# Records to process start

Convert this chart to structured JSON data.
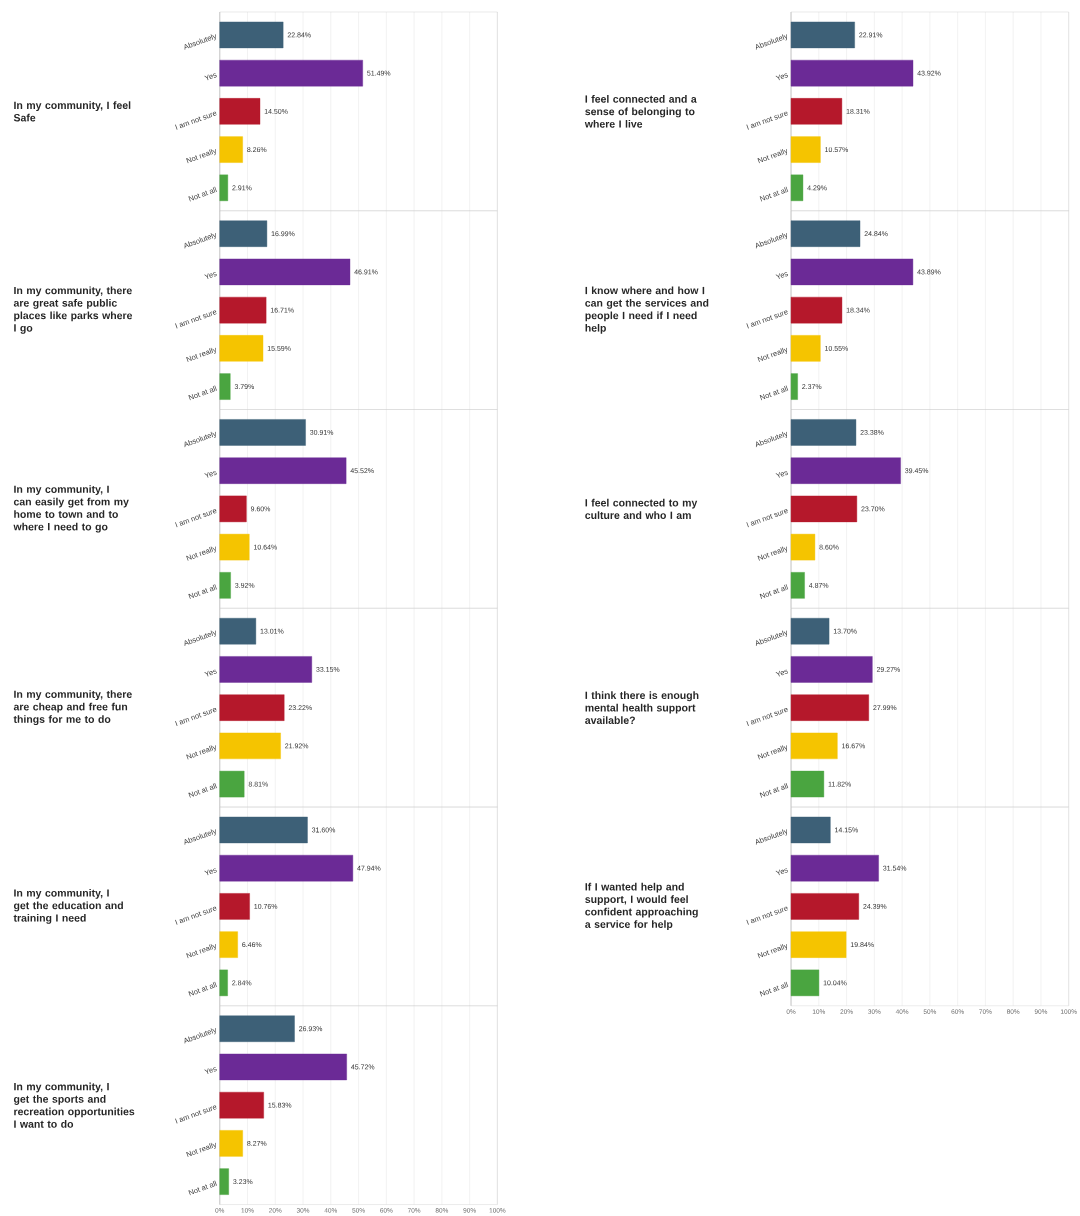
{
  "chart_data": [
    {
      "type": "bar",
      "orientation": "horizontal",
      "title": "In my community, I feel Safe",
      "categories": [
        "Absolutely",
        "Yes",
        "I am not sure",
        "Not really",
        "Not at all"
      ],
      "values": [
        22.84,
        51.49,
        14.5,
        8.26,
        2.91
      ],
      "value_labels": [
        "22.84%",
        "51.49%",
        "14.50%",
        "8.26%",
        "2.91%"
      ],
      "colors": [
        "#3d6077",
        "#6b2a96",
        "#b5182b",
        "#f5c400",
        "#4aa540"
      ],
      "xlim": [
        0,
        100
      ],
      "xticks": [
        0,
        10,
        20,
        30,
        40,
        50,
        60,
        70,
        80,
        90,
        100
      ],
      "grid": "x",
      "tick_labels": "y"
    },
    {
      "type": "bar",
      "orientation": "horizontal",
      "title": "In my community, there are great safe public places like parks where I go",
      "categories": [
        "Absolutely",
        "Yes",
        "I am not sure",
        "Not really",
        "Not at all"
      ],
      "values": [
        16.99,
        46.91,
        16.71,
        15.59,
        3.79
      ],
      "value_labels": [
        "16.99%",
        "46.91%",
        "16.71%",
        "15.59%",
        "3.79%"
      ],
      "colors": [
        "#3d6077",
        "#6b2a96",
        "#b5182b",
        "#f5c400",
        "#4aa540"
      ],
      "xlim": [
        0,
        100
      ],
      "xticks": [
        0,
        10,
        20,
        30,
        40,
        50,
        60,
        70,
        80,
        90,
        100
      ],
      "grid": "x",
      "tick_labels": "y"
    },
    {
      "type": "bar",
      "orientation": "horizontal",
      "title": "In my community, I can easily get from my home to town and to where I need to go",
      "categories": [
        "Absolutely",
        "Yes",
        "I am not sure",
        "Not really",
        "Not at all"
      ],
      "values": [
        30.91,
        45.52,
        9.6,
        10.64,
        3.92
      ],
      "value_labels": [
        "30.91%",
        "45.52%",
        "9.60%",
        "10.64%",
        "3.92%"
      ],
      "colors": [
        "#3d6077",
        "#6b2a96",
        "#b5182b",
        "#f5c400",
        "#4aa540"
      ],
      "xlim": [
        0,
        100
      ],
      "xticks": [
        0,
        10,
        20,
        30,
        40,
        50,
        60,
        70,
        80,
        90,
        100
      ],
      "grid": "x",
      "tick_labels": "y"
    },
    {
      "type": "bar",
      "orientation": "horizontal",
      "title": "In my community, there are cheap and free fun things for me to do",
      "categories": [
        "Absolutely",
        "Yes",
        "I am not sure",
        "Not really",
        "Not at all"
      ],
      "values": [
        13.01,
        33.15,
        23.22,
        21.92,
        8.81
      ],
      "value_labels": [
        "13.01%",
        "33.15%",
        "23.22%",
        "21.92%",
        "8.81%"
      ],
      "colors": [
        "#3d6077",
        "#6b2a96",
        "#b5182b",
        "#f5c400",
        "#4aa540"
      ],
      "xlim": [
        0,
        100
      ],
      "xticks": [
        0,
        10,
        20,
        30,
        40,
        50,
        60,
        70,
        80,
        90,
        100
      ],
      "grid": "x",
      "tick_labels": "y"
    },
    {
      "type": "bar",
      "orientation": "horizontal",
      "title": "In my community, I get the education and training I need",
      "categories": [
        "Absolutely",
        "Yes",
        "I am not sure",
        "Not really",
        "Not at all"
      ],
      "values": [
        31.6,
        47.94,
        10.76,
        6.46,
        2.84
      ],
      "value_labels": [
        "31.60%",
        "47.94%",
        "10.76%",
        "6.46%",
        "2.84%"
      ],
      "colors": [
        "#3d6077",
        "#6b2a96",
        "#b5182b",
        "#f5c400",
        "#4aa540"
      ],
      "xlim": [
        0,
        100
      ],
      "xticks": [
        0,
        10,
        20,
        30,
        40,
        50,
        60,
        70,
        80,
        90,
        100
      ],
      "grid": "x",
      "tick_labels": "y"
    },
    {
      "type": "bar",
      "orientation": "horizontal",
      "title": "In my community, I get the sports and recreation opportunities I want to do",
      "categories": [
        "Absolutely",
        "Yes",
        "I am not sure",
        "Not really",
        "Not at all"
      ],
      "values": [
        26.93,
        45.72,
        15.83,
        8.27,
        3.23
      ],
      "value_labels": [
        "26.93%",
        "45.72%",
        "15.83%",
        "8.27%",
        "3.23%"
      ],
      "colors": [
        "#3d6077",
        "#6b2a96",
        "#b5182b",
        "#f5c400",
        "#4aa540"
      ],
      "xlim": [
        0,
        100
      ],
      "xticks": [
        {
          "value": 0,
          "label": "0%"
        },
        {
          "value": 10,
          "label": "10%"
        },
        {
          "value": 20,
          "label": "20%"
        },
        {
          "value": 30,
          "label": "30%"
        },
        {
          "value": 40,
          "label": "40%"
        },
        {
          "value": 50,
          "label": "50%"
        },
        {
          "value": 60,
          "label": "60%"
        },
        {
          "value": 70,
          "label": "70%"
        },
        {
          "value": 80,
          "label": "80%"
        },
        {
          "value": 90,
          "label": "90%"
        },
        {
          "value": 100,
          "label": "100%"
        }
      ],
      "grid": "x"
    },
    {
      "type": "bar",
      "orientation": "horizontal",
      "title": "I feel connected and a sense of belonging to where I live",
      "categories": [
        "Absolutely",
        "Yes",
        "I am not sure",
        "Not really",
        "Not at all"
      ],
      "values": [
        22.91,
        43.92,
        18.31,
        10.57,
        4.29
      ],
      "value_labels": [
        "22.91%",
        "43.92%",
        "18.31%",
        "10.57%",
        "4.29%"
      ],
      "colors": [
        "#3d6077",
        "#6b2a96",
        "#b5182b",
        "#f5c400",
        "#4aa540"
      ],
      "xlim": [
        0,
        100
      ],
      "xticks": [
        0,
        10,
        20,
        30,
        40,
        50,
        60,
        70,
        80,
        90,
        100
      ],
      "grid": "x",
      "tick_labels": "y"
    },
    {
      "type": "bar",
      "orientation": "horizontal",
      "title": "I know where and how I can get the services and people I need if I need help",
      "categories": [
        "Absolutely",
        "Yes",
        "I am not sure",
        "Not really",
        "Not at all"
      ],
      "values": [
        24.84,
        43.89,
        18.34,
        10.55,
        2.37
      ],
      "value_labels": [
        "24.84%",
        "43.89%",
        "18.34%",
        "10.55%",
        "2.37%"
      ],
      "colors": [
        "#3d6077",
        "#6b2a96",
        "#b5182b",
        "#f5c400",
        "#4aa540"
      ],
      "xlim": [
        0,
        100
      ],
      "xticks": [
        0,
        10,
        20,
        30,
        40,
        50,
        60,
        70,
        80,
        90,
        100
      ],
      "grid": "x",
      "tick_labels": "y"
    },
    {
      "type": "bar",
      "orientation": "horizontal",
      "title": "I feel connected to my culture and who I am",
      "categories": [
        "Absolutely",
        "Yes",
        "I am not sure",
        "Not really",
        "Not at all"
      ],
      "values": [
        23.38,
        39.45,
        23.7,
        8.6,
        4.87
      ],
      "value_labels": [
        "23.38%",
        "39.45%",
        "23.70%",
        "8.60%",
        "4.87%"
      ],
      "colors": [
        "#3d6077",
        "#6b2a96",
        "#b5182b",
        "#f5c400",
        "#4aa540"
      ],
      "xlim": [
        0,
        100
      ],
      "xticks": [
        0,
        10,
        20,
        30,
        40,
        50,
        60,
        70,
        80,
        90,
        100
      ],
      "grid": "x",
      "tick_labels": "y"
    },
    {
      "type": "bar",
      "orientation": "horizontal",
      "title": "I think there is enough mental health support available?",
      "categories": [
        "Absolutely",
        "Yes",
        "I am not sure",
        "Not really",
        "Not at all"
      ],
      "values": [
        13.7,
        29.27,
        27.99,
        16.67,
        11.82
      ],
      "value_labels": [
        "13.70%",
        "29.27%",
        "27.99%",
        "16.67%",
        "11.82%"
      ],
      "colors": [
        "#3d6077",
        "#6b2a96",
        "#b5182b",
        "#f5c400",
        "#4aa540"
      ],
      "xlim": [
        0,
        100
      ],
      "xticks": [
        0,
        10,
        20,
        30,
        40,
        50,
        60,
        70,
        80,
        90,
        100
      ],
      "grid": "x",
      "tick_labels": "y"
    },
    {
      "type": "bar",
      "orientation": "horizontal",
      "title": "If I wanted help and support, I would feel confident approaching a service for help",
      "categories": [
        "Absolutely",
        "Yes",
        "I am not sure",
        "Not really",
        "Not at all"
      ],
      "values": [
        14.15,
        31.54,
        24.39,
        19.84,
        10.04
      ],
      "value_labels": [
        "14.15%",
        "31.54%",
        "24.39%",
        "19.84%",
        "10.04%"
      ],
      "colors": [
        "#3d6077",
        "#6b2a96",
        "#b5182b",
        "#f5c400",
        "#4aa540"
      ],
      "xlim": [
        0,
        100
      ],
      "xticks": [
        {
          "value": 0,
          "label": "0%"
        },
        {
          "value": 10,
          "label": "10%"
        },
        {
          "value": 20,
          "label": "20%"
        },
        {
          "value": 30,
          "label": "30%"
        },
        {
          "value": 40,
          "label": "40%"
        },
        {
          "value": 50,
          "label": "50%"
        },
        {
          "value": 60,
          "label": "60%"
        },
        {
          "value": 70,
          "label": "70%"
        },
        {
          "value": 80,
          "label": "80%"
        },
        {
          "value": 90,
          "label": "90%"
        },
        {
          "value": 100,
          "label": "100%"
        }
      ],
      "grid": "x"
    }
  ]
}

# Records to process end

▶ Given exercise:
Gather each line of the records holding the string "title".

▶ Full response:
      "title": "In my community, I feel Safe",
      "title": "In my community, there are great safe public places like parks where I go",
      "title": "In my community, I can easily get from my home to town and to where I need to go",
      "title": "In my community, there are cheap and free fun things for me to do",
      "title": "In my community, I get the education and training I need",
      "title": "In my community, I get the sports and recreation opportunities I want to do",
      "title": "I feel connected and a sense of belonging to where I live",
      "title": "I know where and how I can get the services and people I need if I need help",
      "title": "I feel connected to my culture and who I am",
      "title": "I think there is enough mental health support available?",
      "title": "If I wanted help and support, I would feel confident approaching a service for help",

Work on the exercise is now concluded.